Problem requirements
Pick out every line in the items below that contains the string "title", and copy each of those lines in full.

Data shown

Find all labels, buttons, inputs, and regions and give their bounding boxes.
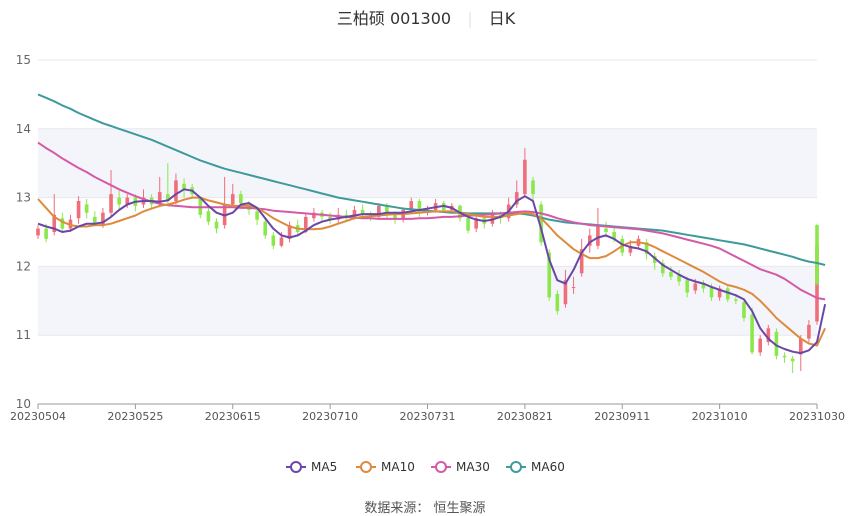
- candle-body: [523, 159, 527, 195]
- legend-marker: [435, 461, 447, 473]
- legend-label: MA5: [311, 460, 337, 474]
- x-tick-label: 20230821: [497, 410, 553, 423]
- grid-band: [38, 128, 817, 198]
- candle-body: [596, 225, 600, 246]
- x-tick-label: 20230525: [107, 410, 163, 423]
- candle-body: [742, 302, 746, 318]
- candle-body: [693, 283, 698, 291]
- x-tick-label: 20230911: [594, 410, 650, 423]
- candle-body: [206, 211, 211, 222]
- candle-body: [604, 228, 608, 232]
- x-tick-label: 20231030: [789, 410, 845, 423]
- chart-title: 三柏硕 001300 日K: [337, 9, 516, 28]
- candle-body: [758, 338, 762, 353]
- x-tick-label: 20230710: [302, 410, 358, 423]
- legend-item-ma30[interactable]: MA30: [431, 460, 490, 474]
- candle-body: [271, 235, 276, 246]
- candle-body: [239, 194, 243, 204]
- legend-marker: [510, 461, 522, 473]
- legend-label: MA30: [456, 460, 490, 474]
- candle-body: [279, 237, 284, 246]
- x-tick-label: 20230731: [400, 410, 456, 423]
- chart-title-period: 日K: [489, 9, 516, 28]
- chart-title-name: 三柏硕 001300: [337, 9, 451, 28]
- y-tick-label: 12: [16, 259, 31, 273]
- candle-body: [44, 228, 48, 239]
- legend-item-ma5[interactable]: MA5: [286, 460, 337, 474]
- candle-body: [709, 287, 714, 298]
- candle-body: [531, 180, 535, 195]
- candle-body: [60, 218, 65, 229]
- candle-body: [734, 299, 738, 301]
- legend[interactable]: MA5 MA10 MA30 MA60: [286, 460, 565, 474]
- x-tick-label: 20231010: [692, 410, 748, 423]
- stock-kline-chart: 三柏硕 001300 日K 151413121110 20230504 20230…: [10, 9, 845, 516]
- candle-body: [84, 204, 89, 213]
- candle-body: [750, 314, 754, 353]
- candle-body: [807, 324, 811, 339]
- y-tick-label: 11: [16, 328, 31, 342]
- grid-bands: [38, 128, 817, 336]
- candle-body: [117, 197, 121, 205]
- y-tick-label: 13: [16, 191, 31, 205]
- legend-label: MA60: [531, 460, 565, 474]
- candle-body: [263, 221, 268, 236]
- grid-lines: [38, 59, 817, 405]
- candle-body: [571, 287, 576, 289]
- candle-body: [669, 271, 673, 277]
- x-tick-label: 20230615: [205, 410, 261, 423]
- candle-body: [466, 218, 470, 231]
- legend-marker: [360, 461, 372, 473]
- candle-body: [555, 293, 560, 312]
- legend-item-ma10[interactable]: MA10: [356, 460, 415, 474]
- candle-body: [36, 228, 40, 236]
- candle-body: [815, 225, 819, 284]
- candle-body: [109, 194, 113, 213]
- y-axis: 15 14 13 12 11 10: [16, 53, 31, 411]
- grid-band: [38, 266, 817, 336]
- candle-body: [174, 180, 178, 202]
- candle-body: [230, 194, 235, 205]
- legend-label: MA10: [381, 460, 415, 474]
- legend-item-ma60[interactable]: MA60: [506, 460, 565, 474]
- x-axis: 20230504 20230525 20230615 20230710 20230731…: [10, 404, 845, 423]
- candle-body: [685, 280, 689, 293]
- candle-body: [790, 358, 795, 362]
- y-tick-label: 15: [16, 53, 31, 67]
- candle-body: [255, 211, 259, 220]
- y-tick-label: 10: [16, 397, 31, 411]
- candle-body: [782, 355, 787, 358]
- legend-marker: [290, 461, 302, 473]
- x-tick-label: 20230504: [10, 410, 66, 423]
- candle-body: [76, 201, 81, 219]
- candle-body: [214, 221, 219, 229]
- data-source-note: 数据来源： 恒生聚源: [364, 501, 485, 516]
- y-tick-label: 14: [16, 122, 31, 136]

Answer to this problem
- chart-title: 三柏硕 001300 日K: [337, 9, 516, 28]
- chart-title-period: 日K: [489, 9, 516, 28]
- chart-title-name: 三柏硕 001300: [337, 9, 451, 28]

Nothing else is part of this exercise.